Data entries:
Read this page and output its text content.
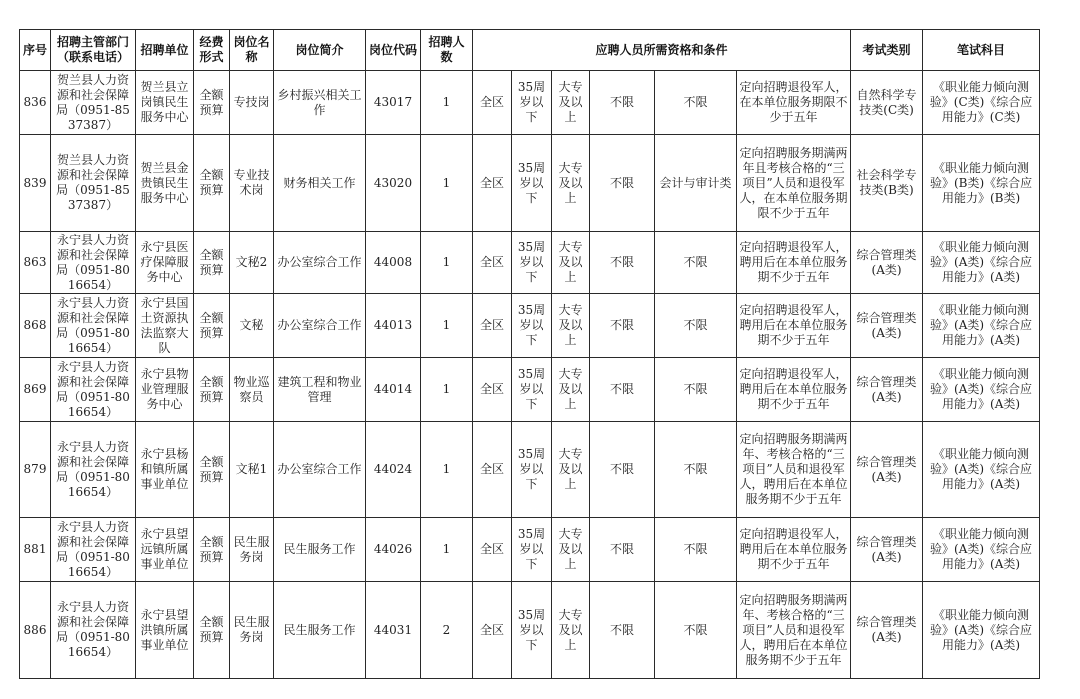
序号	招聘主管部门（联系电话）	招聘单位	经费形式	岗位名称	岗位简介	岗位代码	招聘人数	应聘人员所需资格和条件						考试类别	笔试科目
836	贺兰县人力资源和社会保障局（0951-8537387）	贺兰县立岗镇民生服务中心	全额预算	专技岗	乡村振兴相关工作	43017	1	全区	35周岁以下	大专及以上	不限	不限	定向招聘退役军人，在本单位服务期限不少于五年	自然科学专技类(C类)	《职业能力倾向测验》(C类)《综合应用能力》(C类)
839	贺兰县人力资源和社会保障局（0951-8537387）	贺兰县金贵镇民生服务中心	全额预算	专业技术岗	财务相关工作	43020	1	全区	35周岁以下	大专及以上	不限	会计与审计类	定向招聘服务期满两年且考核合格的“三项目”人员和退役军人，在本单位服务期限不少于五年	社会科学专技类(B类)	《职业能力倾向测验》(B类)《综合应用能力》(B类)
863	永宁县人力资源和社会保障局（0951-8016654）	永宁县医疗保障服务中心	全额预算	文秘2	办公室综合工作	44008	1	全区	35周岁以下	大专及以上	不限	不限	定向招聘退役军人，聘用后在本单位服务期不少于五年	综合管理类(A类)	《职业能力倾向测验》(A类)《综合应用能力》(A类)
868	永宁县人力资源和社会保障局（0951-8016654）	永宁县国土资源执法监察大队	全额预算	文秘	办公室综合工作	44013	1	全区	35周岁以下	大专及以上	不限	不限	定向招聘退役军人，聘用后在本单位服务期不少于五年	综合管理类(A类)	《职业能力倾向测验》(A类)《综合应用能力》(A类)
869	永宁县人力资源和社会保障局（0951-8016654）	永宁县物业管理服务中心	全额预算	物业巡察员	建筑工程和物业管理	44014	1	全区	35周岁以下	大专及以上	不限	不限	定向招聘退役军人，聘用后在本单位服务期不少于五年	综合管理类(A类)	《职业能力倾向测验》(A类)《综合应用能力》(A类)
879	永宁县人力资源和社会保障局（0951-8016654）	永宁县杨和镇所属事业单位	全额预算	文秘1	办公室综合工作	44024	1	全区	35周岁以下	大专及以上	不限	不限	定向招聘服务期满两年、考核合格的“三项目”人员和退役军人，聘用后在本单位服务期不少于五年	综合管理类(A类)	《职业能力倾向测验》(A类)《综合应用能力》(A类)
881	永宁县人力资源和社会保障局（0951-8016654）	永宁县望远镇所属事业单位	全额预算	民生服务岗	民生服务工作	44026	1	全区	35周岁以下	大专及以上	不限	不限	定向招聘退役军人，聘用后在本单位服务期不少于五年	综合管理类(A类)	《职业能力倾向测验》(A类)《综合应用能力》(A类)
886	永宁县人力资源和社会保障局（0951-8016654）	永宁县望洪镇所属事业单位	全额预算	民生服务岗	民生服务工作	44031	2	全区	35周岁以下	大专及以上	不限	不限	定向招聘服务期满两年、考核合格的“三项目”人员和退役军人，聘用后在本单位服务期不少于五年	综合管理类(A类)	《职业能力倾向测验》(A类)《综合应用能力》(A类)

*INSTRUCTIONS TO FOLLOW*. Write out the entries again, exactly as given, skipping any images.

*FINAL RESULT*.
Read this page and output its text content.
序号	招聘主管部门（联系电话）	招聘单位	经费形式	岗位名称	岗位简介	岗位代码	招聘人数	应聘人员所需资格和条件						考试类别	笔试科目
836	贺兰县人力资源和社会保障局（0951-8537387）	贺兰县立岗镇民生服务中心	全额预算	专技岗	乡村振兴相关工作	43017	1	全区	35周岁以下	大专及以上	不限	不限	定向招聘退役军人，在本单位服务期限不少于五年	自然科学专技类(C类)	《职业能力倾向测验》(C类)《综合应用能力》(C类)
839	贺兰县人力资源和社会保障局（0951-8537387）	贺兰县金贵镇民生服务中心	全额预算	专业技术岗	财务相关工作	43020	1	全区	35周岁以下	大专及以上	不限	会计与审计类	定向招聘服务期满两年且考核合格的“三项目”人员和退役军人，在本单位服务期限不少于五年	社会科学专技类(B类)	《职业能力倾向测验》(B类)《综合应用能力》(B类)
863	永宁县人力资源和社会保障局（0951-8016654）	永宁县医疗保障服务中心	全额预算	文秘2	办公室综合工作	44008	1	全区	35周岁以下	大专及以上	不限	不限	定向招聘退役军人，聘用后在本单位服务期不少于五年	综合管理类(A类)	《职业能力倾向测验》(A类)《综合应用能力》(A类)
868	永宁县人力资源和社会保障局（0951-8016654）	永宁县国土资源执法监察大队	全额预算	文秘	办公室综合工作	44013	1	全区	35周岁以下	大专及以上	不限	不限	定向招聘退役军人，聘用后在本单位服务期不少于五年	综合管理类(A类)	《职业能力倾向测验》(A类)《综合应用能力》(A类)
869	永宁县人力资源和社会保障局（0951-8016654）	永宁县物业管理服务中心	全额预算	物业巡察员	建筑工程和物业管理	44014	1	全区	35周岁以下	大专及以上	不限	不限	定向招聘退役军人，聘用后在本单位服务期不少于五年	综合管理类(A类)	《职业能力倾向测验》(A类)《综合应用能力》(A类)
879	永宁县人力资源和社会保障局（0951-8016654）	永宁县杨和镇所属事业单位	全额预算	文秘1	办公室综合工作	44024	1	全区	35周岁以下	大专及以上	不限	不限	定向招聘服务期满两年、考核合格的“三项目”人员和退役军人，聘用后在本单位服务期不少于五年	综合管理类(A类)	《职业能力倾向测验》(A类)《综合应用能力》(A类)
881	永宁县人力资源和社会保障局（0951-8016654）	永宁县望远镇所属事业单位	全额预算	民生服务岗	民生服务工作	44026	1	全区	35周岁以下	大专及以上	不限	不限	定向招聘退役军人，聘用后在本单位服务期不少于五年	综合管理类(A类)	《职业能力倾向测验》(A类)《综合应用能力》(A类)
886	永宁县人力资源和社会保障局（0951-8016654）	永宁县望洪镇所属事业单位	全额预算	民生服务岗	民生服务工作	44031	2	全区	35周岁以下	大专及以上	不限	不限	定向招聘服务期满两年、考核合格的“三项目”人员和退役军人，聘用后在本单位服务期不少于五年	综合管理类(A类)	《职业能力倾向测验》(A类)《综合应用能力》(A类)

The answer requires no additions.